▸ **Directive**:
Quote, without change, all of the lines that follow.

▸ **Records to process**:
((
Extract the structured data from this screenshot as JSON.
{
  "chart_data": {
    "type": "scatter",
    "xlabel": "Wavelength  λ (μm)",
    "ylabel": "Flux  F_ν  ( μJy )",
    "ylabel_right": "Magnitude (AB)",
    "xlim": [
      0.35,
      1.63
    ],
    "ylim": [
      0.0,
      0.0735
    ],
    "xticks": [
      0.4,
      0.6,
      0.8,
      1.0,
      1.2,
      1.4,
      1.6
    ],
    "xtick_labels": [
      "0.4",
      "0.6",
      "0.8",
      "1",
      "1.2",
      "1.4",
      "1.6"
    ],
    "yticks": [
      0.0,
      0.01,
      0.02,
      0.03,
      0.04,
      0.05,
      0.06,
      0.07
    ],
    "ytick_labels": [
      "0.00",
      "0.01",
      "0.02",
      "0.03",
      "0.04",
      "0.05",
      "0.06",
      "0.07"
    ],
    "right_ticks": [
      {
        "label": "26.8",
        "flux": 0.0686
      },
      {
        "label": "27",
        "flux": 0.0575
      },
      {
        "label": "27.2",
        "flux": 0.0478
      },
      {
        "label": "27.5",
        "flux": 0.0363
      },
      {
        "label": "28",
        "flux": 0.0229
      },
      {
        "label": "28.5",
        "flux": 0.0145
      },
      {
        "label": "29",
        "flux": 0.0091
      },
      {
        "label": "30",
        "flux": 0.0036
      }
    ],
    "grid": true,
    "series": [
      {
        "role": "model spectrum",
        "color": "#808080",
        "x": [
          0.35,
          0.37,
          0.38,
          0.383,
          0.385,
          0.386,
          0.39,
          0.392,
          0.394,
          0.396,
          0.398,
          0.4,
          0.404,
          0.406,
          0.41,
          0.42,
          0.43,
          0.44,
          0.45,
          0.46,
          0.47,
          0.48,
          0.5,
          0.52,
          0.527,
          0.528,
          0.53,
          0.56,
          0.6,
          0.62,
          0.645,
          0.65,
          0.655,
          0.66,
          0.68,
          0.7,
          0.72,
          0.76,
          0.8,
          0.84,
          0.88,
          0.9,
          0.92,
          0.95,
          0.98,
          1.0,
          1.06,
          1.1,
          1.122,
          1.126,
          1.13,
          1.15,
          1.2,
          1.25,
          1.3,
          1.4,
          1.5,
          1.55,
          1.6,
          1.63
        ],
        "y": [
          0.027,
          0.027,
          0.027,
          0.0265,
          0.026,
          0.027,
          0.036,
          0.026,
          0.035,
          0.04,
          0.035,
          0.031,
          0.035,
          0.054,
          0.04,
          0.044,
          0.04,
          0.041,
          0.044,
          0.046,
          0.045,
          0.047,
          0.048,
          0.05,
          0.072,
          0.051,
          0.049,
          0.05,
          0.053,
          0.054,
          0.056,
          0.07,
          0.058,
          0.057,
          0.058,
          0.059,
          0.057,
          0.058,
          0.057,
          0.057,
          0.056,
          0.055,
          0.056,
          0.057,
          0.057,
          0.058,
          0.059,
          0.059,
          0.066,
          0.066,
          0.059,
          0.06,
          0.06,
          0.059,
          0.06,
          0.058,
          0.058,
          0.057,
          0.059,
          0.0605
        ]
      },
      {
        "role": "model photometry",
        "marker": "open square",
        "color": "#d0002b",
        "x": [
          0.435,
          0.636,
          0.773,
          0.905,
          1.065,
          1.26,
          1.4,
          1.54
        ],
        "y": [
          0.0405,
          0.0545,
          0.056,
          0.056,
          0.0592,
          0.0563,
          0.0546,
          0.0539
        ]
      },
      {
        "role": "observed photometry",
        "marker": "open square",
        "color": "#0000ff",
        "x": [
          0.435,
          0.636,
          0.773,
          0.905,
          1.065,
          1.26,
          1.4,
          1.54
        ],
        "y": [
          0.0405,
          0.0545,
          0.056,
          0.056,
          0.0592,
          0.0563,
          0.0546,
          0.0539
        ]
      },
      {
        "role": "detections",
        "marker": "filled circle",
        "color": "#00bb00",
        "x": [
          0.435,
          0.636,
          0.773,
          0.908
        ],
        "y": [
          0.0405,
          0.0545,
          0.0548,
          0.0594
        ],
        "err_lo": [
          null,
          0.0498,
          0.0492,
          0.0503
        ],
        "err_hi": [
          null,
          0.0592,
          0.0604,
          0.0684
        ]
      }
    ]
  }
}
))
▸ **Output of the task**:
Extract the structured data from this screenshot as JSON.
{
  "chart_data": {
    "type": "scatter",
    "xlabel": "Wavelength  λ (μm)",
    "ylabel": "Flux  F_ν  ( μJy )",
    "ylabel_right": "Magnitude (AB)",
    "xlim": [
      0.35,
      1.63
    ],
    "ylim": [
      0.0,
      0.0735
    ],
    "xticks": [
      0.4,
      0.6,
      0.8,
      1.0,
      1.2,
      1.4,
      1.6
    ],
    "xtick_labels": [
      "0.4",
      "0.6",
      "0.8",
      "1",
      "1.2",
      "1.4",
      "1.6"
    ],
    "yticks": [
      0.0,
      0.01,
      0.02,
      0.03,
      0.04,
      0.05,
      0.06,
      0.07
    ],
    "ytick_labels": [
      "0.00",
      "0.01",
      "0.02",
      "0.03",
      "0.04",
      "0.05",
      "0.06",
      "0.07"
    ],
    "right_ticks": [
      {
        "label": "26.8",
        "flux": 0.0686
      },
      {
        "label": "27",
        "flux": 0.0575
      },
      {
        "label": "27.2",
        "flux": 0.0478
      },
      {
        "label": "27.5",
        "flux": 0.0363
      },
      {
        "label": "28",
        "flux": 0.0229
      },
      {
        "label": "28.5",
        "flux": 0.0145
      },
      {
        "label": "29",
        "flux": 0.0091
      },
      {
        "label": "30",
        "flux": 0.0036
      }
    ],
    "grid": true,
    "series": [
      {
        "role": "model spectrum",
        "color": "#808080",
        "x": [
          0.35,
          0.37,
          0.38,
          0.383,
          0.385,
          0.386,
          0.39,
          0.392,
          0.394,
          0.396,
          0.398,
          0.4,
          0.404,
          0.406,
          0.41,
          0.42,
          0.43,
          0.44,
          0.45,
          0.46,
          0.47,
          0.48,
          0.5,
          0.52,
          0.527,
          0.528,
          0.53,
          0.56,
          0.6,
          0.62,
          0.645,
          0.65,
          0.655,
          0.66,
          0.68,
          0.7,
          0.72,
          0.76,
          0.8,
          0.84,
          0.88,
          0.9,
          0.92,
          0.95,
          0.98,
          1.0,
          1.06,
          1.1,
          1.122,
          1.126,
          1.13,
          1.15,
          1.2,
          1.25,
          1.3,
          1.4,
          1.5,
          1.55,
          1.6,
          1.63
        ],
        "y": [
          0.027,
          0.027,
          0.027,
          0.0265,
          0.026,
          0.027,
          0.036,
          0.026,
          0.035,
          0.04,
          0.035,
          0.031,
          0.035,
          0.054,
          0.04,
          0.044,
          0.04,
          0.041,
          0.044,
          0.046,
          0.045,
          0.047,
          0.048,
          0.05,
          0.072,
          0.051,
          0.049,
          0.05,
          0.053,
          0.054,
          0.056,
          0.07,
          0.058,
          0.057,
          0.058,
          0.059,
          0.057,
          0.058,
          0.057,
          0.057,
          0.056,
          0.055,
          0.056,
          0.057,
          0.057,
          0.058,
          0.059,
          0.059,
          0.066,
          0.066,
          0.059,
          0.06,
          0.06,
          0.059,
          0.06,
          0.058,
          0.058,
          0.057,
          0.059,
          0.0605
        ]
      },
      {
        "role": "model photometry",
        "marker": "open square",
        "color": "#d0002b",
        "x": [
          0.435,
          0.636,
          0.773,
          0.905,
          1.065,
          1.26,
          1.4,
          1.54
        ],
        "y": [
          0.0405,
          0.0545,
          0.056,
          0.056,
          0.0592,
          0.0563,
          0.0546,
          0.0539
        ]
      },
      {
        "role": "observed photometry",
        "marker": "open square",
        "color": "#0000ff",
        "x": [
          0.435,
          0.636,
          0.773,
          0.905,
          1.065,
          1.26,
          1.4,
          1.54
        ],
        "y": [
          0.0405,
          0.0545,
          0.056,
          0.056,
          0.0592,
          0.0563,
          0.0546,
          0.0539
        ]
      },
      {
        "role": "detections",
        "marker": "filled circle",
        "color": "#00bb00",
        "x": [
          0.435,
          0.636,
          0.773,
          0.908
        ],
        "y": [
          0.0405,
          0.0545,
          0.0548,
          0.0594
        ],
        "err_lo": [
          null,
          0.0498,
          0.0492,
          0.0503
        ],
        "err_hi": [
          null,
          0.0592,
          0.0604,
          0.0684
        ]
      }
    ]
  }
}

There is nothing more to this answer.